**Given exercise**.
Filter the entries and keep only the lines where the string "Output" appears.

[BEGIN Data excerpts]

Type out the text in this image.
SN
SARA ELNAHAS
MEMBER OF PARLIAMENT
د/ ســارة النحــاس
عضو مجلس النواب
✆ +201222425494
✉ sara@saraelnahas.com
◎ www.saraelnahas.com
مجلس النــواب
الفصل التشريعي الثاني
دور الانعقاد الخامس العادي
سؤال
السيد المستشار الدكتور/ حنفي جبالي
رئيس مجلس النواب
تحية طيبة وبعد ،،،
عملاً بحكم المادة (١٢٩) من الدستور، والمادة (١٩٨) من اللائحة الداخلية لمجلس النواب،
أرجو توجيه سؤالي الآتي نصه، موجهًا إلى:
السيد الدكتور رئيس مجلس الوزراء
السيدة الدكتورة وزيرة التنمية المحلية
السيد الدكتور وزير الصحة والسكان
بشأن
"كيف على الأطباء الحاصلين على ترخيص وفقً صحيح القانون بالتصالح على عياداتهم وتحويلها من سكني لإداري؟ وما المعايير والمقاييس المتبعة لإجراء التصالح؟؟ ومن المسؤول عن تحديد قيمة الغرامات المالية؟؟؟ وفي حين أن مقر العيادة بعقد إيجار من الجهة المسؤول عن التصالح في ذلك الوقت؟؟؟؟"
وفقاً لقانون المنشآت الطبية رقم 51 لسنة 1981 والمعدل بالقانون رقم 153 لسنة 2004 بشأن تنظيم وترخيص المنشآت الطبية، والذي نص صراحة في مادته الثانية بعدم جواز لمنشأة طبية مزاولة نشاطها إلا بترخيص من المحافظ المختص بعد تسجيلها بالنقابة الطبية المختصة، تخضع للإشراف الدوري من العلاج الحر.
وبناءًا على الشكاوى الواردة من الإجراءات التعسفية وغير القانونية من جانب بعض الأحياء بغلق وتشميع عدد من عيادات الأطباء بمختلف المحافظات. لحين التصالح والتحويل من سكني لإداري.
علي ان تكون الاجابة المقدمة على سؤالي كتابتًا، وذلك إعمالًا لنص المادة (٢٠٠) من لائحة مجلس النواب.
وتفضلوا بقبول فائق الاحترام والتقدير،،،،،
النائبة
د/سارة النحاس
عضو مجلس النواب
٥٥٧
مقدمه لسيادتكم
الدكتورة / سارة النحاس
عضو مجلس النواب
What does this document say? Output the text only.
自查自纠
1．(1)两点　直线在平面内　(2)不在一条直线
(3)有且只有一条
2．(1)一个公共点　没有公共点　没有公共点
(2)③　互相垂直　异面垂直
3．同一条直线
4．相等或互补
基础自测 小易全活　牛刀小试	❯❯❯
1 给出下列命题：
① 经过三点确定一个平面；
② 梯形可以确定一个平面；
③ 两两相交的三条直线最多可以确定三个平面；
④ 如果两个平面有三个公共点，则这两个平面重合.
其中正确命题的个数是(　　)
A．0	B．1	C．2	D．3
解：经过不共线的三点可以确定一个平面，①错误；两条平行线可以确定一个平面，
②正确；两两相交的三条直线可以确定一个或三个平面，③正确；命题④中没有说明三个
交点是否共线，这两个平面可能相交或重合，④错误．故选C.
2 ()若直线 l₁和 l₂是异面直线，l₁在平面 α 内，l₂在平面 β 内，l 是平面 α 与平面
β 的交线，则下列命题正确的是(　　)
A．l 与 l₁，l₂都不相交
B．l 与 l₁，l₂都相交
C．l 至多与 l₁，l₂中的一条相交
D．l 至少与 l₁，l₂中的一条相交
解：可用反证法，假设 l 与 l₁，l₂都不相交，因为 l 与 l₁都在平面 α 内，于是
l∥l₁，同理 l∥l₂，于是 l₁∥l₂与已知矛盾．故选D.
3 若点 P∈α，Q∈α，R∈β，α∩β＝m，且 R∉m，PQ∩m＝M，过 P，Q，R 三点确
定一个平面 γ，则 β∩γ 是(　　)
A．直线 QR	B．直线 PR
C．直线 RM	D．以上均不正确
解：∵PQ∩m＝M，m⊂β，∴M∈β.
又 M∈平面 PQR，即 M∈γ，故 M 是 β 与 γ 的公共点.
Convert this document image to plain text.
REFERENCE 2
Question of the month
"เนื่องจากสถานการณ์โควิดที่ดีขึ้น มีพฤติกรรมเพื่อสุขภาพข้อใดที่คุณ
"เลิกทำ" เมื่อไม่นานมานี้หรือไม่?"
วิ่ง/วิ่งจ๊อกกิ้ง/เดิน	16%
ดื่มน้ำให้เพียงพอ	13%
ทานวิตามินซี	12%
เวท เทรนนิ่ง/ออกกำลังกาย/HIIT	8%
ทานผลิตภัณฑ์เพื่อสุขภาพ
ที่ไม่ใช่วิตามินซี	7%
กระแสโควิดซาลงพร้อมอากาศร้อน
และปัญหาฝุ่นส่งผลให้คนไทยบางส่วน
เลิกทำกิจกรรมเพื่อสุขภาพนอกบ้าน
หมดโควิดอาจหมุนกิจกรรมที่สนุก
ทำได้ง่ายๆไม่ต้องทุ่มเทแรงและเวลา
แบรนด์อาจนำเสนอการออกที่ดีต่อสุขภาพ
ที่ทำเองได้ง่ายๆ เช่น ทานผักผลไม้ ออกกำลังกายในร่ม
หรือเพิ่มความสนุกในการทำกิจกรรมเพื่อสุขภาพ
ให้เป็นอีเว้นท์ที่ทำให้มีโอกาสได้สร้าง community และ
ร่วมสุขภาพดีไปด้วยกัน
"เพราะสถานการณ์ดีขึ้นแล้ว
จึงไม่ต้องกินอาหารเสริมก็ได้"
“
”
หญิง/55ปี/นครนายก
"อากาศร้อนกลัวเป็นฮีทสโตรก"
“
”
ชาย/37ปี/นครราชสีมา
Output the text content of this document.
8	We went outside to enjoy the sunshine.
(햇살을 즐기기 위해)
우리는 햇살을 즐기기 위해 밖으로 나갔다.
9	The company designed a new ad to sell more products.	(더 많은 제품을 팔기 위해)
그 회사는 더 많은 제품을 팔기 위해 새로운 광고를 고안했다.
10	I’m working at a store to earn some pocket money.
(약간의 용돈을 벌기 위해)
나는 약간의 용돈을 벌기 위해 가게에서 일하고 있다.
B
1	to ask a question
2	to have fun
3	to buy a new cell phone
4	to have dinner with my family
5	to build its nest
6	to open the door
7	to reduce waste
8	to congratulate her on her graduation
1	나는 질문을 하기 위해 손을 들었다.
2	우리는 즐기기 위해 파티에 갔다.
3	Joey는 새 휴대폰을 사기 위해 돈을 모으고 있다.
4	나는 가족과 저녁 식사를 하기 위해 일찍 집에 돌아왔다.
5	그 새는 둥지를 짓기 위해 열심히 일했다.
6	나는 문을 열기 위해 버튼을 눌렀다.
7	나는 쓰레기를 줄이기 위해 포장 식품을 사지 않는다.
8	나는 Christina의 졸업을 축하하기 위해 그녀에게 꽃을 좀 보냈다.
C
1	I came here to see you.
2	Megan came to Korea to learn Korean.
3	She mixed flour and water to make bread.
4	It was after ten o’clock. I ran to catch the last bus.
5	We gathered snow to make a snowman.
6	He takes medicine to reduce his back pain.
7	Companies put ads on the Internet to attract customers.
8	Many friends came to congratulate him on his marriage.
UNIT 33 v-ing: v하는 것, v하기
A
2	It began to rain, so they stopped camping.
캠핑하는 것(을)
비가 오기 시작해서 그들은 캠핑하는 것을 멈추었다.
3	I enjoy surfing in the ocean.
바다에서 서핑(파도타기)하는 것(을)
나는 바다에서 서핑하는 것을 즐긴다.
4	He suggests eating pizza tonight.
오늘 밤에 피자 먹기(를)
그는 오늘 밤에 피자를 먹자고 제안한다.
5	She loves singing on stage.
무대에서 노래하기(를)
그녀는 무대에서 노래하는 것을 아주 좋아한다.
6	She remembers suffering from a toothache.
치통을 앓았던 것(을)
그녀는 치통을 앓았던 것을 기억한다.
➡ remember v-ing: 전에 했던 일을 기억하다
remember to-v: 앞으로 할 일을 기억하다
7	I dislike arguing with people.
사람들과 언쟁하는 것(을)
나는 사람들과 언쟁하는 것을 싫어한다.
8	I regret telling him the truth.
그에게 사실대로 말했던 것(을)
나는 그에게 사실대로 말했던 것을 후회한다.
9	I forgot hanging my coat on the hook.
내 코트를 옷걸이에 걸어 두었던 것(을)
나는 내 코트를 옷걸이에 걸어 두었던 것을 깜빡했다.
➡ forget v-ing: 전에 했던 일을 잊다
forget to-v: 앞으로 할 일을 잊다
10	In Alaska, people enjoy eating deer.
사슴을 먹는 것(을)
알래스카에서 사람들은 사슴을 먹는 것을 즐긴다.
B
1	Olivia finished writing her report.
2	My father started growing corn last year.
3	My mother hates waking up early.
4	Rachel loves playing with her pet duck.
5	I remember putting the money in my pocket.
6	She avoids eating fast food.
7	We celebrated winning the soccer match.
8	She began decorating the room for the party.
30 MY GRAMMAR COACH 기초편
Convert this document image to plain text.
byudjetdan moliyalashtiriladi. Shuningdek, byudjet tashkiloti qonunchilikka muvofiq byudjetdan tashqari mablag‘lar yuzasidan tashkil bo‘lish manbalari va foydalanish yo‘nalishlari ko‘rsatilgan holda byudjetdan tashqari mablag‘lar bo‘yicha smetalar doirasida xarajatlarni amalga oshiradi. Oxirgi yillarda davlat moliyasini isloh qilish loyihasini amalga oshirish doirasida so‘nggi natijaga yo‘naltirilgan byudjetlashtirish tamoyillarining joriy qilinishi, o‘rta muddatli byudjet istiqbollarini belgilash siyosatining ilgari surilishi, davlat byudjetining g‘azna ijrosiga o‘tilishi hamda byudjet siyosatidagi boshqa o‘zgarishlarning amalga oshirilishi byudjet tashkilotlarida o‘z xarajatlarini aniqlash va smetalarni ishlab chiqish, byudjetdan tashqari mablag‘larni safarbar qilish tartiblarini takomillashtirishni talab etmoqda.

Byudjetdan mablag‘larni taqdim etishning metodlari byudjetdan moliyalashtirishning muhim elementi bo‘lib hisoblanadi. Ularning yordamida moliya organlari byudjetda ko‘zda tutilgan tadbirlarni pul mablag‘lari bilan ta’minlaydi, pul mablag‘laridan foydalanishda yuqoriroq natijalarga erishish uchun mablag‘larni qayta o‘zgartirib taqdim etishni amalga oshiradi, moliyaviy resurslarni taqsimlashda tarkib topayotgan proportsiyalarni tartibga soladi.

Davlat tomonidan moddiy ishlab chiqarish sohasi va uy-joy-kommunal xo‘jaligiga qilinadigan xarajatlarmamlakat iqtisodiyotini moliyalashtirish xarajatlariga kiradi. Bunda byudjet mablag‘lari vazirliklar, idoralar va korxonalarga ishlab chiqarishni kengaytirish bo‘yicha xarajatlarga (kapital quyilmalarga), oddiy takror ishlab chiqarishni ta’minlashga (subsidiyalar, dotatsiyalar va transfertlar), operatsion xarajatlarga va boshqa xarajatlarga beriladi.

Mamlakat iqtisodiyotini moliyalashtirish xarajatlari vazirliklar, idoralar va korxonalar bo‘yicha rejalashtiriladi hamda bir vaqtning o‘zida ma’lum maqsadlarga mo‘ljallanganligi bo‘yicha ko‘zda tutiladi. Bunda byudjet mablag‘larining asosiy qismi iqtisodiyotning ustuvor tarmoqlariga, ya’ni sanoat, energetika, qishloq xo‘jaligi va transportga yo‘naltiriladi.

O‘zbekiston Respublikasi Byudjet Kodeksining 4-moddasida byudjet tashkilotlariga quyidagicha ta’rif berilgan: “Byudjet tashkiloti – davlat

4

[END Data excerpts]

**Exercise solution**.
What does this document say? Output the text only.
Output the text content of this document.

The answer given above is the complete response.